(Data drawn from a collection)
------------------------
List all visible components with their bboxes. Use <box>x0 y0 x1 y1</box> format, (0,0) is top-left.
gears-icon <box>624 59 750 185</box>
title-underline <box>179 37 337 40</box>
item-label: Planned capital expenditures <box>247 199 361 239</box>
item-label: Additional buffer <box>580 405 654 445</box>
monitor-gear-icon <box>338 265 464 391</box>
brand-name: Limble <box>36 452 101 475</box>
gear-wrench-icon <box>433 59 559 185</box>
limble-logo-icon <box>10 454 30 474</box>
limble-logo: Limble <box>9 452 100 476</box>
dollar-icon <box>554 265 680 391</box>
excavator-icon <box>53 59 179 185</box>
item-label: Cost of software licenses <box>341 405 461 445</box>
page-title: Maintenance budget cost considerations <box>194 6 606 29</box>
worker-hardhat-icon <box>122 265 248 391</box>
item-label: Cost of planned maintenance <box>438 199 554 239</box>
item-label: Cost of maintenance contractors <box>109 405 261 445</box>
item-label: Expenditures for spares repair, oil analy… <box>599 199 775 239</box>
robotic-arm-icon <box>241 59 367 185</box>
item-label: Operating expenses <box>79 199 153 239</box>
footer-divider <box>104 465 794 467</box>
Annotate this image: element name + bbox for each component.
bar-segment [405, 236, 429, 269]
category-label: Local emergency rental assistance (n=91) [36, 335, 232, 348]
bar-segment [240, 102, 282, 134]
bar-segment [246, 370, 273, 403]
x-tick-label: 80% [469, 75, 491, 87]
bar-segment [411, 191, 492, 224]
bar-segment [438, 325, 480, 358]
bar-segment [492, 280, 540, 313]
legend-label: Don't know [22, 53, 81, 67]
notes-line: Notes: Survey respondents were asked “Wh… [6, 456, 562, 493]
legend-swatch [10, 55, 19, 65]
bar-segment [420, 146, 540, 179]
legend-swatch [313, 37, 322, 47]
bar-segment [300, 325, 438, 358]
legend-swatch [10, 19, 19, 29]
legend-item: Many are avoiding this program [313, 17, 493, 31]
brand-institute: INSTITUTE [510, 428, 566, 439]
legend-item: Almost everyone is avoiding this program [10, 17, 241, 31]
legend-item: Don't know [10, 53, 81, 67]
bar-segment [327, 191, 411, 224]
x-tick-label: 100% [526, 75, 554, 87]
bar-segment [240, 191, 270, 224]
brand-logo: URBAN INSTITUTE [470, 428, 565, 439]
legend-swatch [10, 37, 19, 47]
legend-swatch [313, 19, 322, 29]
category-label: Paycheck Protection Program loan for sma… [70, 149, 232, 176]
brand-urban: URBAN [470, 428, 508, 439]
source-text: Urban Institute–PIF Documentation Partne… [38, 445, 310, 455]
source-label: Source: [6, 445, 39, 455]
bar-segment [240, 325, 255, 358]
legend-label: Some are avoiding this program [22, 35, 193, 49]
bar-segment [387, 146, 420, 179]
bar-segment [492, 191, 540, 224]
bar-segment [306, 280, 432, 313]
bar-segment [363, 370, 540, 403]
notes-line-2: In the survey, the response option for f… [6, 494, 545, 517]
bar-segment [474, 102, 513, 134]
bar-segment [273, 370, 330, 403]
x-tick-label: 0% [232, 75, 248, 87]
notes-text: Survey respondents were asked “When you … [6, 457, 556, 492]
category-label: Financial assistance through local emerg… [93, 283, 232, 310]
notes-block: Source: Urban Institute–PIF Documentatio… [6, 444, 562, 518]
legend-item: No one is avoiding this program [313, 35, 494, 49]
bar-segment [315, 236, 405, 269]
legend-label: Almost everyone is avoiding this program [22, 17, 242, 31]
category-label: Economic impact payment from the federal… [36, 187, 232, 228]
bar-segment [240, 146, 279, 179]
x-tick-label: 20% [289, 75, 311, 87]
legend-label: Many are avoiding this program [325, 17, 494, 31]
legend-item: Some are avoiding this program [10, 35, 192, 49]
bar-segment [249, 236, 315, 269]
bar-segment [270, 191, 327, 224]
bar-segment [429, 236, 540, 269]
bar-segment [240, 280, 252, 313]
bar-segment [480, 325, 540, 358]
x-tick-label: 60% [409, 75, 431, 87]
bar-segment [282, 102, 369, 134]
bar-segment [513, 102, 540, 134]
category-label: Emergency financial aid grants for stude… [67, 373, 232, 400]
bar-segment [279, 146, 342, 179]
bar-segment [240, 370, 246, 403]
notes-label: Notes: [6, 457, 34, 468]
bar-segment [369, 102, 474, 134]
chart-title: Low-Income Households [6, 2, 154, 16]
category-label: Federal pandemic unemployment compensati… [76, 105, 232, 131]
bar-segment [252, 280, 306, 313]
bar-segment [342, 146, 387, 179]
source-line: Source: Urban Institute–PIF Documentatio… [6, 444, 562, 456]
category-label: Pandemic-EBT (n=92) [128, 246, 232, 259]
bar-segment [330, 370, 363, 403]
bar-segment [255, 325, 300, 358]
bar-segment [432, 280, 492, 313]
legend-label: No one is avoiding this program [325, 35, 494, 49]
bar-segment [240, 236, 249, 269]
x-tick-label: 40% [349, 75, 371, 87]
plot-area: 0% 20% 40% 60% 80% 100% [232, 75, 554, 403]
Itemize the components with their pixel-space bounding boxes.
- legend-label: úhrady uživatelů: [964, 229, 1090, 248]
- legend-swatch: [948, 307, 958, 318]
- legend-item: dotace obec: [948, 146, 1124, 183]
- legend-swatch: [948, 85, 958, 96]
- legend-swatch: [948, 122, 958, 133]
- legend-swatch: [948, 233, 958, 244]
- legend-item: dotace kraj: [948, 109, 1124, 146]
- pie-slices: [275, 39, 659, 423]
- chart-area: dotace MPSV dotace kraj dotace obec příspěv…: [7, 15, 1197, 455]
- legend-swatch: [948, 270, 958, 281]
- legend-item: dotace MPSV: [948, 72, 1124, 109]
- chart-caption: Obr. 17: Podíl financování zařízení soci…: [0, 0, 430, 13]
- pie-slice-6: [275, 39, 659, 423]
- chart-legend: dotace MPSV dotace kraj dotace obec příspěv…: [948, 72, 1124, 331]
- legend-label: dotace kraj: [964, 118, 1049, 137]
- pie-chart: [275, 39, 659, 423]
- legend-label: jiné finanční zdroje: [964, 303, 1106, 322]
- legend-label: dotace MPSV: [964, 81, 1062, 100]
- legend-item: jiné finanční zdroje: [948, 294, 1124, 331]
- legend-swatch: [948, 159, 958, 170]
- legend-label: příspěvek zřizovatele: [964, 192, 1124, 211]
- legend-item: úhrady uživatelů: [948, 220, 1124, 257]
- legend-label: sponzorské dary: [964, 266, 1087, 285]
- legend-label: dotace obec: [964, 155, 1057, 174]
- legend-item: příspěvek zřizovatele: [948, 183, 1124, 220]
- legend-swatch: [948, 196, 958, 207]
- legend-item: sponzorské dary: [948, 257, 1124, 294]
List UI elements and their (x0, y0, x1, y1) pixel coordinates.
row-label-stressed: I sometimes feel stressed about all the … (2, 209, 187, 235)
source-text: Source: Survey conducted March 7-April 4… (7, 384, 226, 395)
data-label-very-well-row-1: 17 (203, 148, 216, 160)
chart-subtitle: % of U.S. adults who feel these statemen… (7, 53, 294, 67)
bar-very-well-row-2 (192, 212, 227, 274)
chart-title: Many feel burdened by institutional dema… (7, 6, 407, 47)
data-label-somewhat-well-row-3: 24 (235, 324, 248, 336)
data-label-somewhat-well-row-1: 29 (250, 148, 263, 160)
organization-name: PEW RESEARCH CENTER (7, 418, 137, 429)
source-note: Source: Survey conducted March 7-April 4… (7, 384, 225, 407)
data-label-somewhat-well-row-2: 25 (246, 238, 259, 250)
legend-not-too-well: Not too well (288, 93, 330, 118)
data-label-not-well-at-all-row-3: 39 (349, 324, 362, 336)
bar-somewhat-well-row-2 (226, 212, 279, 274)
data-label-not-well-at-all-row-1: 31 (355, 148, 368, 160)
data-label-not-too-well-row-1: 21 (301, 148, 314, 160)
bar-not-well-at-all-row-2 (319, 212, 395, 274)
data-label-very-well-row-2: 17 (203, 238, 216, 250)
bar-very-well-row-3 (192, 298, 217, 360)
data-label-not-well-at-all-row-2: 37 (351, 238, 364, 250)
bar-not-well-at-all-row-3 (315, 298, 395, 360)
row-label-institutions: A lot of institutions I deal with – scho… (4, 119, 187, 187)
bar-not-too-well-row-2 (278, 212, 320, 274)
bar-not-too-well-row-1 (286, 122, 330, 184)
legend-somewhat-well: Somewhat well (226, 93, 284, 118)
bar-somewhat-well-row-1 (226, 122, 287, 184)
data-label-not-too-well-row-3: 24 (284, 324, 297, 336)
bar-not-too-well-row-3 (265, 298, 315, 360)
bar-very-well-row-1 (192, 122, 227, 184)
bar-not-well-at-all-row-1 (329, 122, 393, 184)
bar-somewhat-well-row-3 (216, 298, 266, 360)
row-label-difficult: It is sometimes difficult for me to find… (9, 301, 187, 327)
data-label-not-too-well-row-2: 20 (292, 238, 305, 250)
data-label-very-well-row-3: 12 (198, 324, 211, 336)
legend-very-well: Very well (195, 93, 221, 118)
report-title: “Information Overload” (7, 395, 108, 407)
------------------------
* [TASK TO CARRY OUT]
Please reproduce the listing word for word, starting with its first line and stopping after the line that contains "item-label: Additional buffer".

* [THE COMPLETED TASK]
List all visible components with their bboxes. Use <box>x0 y0 x1 y1</box> format, (0,0) is top-left.
gears-icon <box>624 59 750 185</box>
title-underline <box>179 37 337 40</box>
item-label: Planned capital expenditures <box>247 199 361 239</box>
item-label: Additional buffer <box>580 405 654 445</box>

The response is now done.